_MATERIAL FOR THE TASK_:
····················

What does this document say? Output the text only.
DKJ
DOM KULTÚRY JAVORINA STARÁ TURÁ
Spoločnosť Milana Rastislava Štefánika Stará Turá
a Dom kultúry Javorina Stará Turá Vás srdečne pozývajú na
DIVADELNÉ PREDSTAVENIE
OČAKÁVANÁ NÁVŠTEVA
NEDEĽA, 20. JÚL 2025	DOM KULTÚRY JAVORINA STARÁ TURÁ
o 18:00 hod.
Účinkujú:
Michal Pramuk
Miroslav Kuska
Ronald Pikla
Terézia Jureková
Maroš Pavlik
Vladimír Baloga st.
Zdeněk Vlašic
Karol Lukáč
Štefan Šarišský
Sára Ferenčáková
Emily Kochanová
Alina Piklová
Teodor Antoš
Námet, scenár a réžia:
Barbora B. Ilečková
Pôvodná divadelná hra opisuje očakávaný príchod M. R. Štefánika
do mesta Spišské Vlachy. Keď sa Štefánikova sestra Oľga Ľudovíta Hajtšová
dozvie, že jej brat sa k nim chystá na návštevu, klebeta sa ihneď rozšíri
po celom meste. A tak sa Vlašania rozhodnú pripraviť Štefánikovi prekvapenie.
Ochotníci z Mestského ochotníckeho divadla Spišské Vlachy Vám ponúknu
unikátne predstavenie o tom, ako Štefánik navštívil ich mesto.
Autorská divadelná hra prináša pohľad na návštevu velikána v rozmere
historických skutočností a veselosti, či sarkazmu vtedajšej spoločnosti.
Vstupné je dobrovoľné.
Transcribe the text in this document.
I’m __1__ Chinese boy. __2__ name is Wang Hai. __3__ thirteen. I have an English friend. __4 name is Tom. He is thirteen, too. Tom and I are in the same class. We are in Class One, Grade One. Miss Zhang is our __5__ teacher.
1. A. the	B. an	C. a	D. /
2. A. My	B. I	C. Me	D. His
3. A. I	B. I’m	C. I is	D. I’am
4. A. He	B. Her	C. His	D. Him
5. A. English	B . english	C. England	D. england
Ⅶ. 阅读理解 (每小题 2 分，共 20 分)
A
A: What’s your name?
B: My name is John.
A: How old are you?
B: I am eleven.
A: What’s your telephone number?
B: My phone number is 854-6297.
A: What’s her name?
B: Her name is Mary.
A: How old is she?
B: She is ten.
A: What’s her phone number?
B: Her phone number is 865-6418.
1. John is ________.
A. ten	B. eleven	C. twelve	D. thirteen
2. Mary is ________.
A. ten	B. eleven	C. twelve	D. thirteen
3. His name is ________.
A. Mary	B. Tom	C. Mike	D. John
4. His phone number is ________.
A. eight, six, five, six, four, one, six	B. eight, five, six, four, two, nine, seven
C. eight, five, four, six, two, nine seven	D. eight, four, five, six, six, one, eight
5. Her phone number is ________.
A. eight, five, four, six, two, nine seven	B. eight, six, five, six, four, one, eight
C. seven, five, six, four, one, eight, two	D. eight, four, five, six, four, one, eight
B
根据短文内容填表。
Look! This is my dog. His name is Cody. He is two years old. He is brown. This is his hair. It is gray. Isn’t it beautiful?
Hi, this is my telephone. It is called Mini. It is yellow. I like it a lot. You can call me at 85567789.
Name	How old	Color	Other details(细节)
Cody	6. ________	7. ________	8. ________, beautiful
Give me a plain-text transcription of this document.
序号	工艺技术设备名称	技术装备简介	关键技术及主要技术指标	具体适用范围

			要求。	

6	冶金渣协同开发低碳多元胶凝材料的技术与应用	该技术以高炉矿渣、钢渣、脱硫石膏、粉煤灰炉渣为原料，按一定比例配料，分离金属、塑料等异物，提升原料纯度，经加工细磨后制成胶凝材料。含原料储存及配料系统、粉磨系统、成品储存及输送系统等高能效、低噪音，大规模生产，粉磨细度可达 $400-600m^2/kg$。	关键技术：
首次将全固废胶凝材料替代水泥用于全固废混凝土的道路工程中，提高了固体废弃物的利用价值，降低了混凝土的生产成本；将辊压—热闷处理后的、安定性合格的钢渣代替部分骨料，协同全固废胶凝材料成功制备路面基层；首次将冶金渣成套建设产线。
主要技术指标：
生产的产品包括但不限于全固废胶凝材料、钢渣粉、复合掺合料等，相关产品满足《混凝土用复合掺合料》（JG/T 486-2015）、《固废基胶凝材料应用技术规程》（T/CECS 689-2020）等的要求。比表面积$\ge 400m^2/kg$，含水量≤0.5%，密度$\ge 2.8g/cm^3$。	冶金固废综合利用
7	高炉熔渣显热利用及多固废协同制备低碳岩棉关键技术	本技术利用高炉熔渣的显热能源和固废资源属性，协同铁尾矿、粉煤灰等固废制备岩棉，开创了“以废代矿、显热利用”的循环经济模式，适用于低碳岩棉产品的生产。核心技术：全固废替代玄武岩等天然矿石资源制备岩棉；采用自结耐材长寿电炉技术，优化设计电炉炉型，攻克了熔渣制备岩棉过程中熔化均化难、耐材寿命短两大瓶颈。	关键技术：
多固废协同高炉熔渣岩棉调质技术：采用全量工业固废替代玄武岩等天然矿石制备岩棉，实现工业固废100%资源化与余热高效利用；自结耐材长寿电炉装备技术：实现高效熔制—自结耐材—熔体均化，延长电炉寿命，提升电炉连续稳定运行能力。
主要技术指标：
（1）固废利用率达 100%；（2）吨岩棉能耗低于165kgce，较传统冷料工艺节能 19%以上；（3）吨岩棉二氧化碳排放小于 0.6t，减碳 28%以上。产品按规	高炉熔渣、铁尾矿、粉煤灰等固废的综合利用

····················

_WORK TO BE COMPLETED_: Each line above must be printed exactly as it appears.

_COMPLETE ANSWER_:
What does this document say? Output the text only.
DKJ
DOM KULTÚRY JAVORINA STARÁ TURÁ
Spoločnosť Milana Rastislava Štefánika Stará Turá
a Dom kultúry Javorina Stará Turá Vás srdečne pozývajú na
DIVADELNÉ PREDSTAVENIE
OČAKÁVANÁ NÁVŠTEVA
NEDEĽA, 20. JÚL 2025	DOM KULTÚRY JAVORINA STARÁ TURÁ
o 18:00 hod.
Účinkujú:
Michal Pramuk
Miroslav Kuska
Ronald Pikla
Terézia Jureková
Maroš Pavlik
Vladimír Baloga st.
Zdeněk Vlašic
Karol Lukáč
Štefan Šarišský
Sára Ferenčáková
Emily Kochanová
Alina Piklová
Teodor Antoš
Námet, scenár a réžia:
Barbora B. Ilečková
Pôvodná divadelná hra opisuje očakávaný príchod M. R. Štefánika
do mesta Spišské Vlachy. Keď sa Štefánikova sestra Oľga Ľudovíta Hajtšová
dozvie, že jej brat sa k nim chystá na návštevu, klebeta sa ihneď rozšíri
po celom meste. A tak sa Vlašania rozhodnú pripraviť Štefánikovi prekvapenie.
Ochotníci z Mestského ochotníckeho divadla Spišské Vlachy Vám ponúknu
unikátne predstavenie o tom, ako Štefánik navštívil ich mesto.
Autorská divadelná hra prináša pohľad na návštevu velikána v rozmere
historických skutočností a veselosti, či sarkazmu vtedajšej spoločnosti.
Vstupné je dobrovoľné.
Transcribe the text in this document.
I’m __1__ Chinese boy. __2__ name is Wang Hai. __3__ thirteen. I have an English friend. __4 name is Tom. He is thirteen, too. Tom and I are in the same class. We are in Class One, Grade One. Miss Zhang is our __5__ teacher.
1. A. the	B. an	C. a	D. /
2. A. My	B. I	C. Me	D. His
3. A. I	B. I’m	C. I is	D. I’am
4. A. He	B. Her	C. His	D. Him
5. A. English	B . english	C. England	D. england
Ⅶ. 阅读理解 (每小题 2 分，共 20 分)
A
A: What’s your name?
B: My name is John.
A: How old are you?
B: I am eleven.
A: What’s your telephone number?
B: My phone number is 854-6297.
A: What’s her name?
B: Her name is Mary.
A: How old is she?
B: She is ten.
A: What’s her phone number?
B: Her phone number is 865-6418.
1. John is ________.
A. ten	B. eleven	C. twelve	D. thirteen
2. Mary is ________.
A. ten	B. eleven	C. twelve	D. thirteen
3. His name is ________.
A. Mary	B. Tom	C. Mike	D. John
4. His phone number is ________.
A. eight, six, five, six, four, one, six	B. eight, five, six, four, two, nine, seven
C. eight, five, four, six, two, nine seven	D. eight, four, five, six, six, one, eight
5. Her phone number is ________.
A. eight, five, four, six, two, nine seven	B. eight, six, five, six, four, one, eight
C. seven, five, six, four, one, eight, two	D. eight, four, five, six, four, one, eight
B
根据短文内容填表。
Look! This is my dog. His name is Cody. He is two years old. He is brown. This is his hair. It is gray. Isn’t it beautiful?
Hi, this is my telephone. It is called Mini. It is yellow. I like it a lot. You can call me at 85567789.
Name	How old	Color	Other details(细节)
Cody	6. ________	7. ________	8. ________, beautiful
Give me a plain-text transcription of this document.
序号	工艺技术设备名称	技术装备简介	关键技术及主要技术指标	具体适用范围

			要求。	

6	冶金渣协同开发低碳多元胶凝材料的技术与应用	该技术以高炉矿渣、钢渣、脱硫石膏、粉煤灰炉渣为原料，按一定比例配料，分离金属、塑料等异物，提升原料纯度，经加工细磨后制成胶凝材料。含原料储存及配料系统、粉磨系统、成品储存及输送系统等高能效、低噪音，大规模生产，粉磨细度可达 $400-600m^2/kg$。	关键技术：
首次将全固废胶凝材料替代水泥用于全固废混凝土的道路工程中，提高了固体废弃物的利用价值，降低了混凝土的生产成本；将辊压—热闷处理后的、安定性合格的钢渣代替部分骨料，协同全固废胶凝材料成功制备路面基层；首次将冶金渣成套建设产线。
主要技术指标：
生产的产品包括但不限于全固废胶凝材料、钢渣粉、复合掺合料等，相关产品满足《混凝土用复合掺合料》（JG/T 486-2015）、《固废基胶凝材料应用技术规程》（T/CECS 689-2020）等的要求。比表面积$\ge 400m^2/kg$，含水量≤0.5%，密度$\ge 2.8g/cm^3$。	冶金固废综合利用
7	高炉熔渣显热利用及多固废协同制备低碳岩棉关键技术	本技术利用高炉熔渣的显热能源和固废资源属性，协同铁尾矿、粉煤灰等固废制备岩棉，开创了“以废代矿、显热利用”的循环经济模式，适用于低碳岩棉产品的生产。核心技术：全固废替代玄武岩等天然矿石资源制备岩棉；采用自结耐材长寿电炉技术，优化设计电炉炉型，攻克了熔渣制备岩棉过程中熔化均化难、耐材寿命短两大瓶颈。	关键技术：
多固废协同高炉熔渣岩棉调质技术：采用全量工业固废替代玄武岩等天然矿石制备岩棉，实现工业固废100%资源化与余热高效利用；自结耐材长寿电炉装备技术：实现高效熔制—自结耐材—熔体均化，延长电炉寿命，提升电炉连续稳定运行能力。
主要技术指标：
（1）固废利用率达 100%；（2）吨岩棉能耗低于165kgce，较传统冷料工艺节能 19%以上；（3）吨岩棉二氧化碳排放小于 0.6t，减碳 28%以上。产品按规	高炉熔渣、铁尾矿、粉煤灰等固废的综合利用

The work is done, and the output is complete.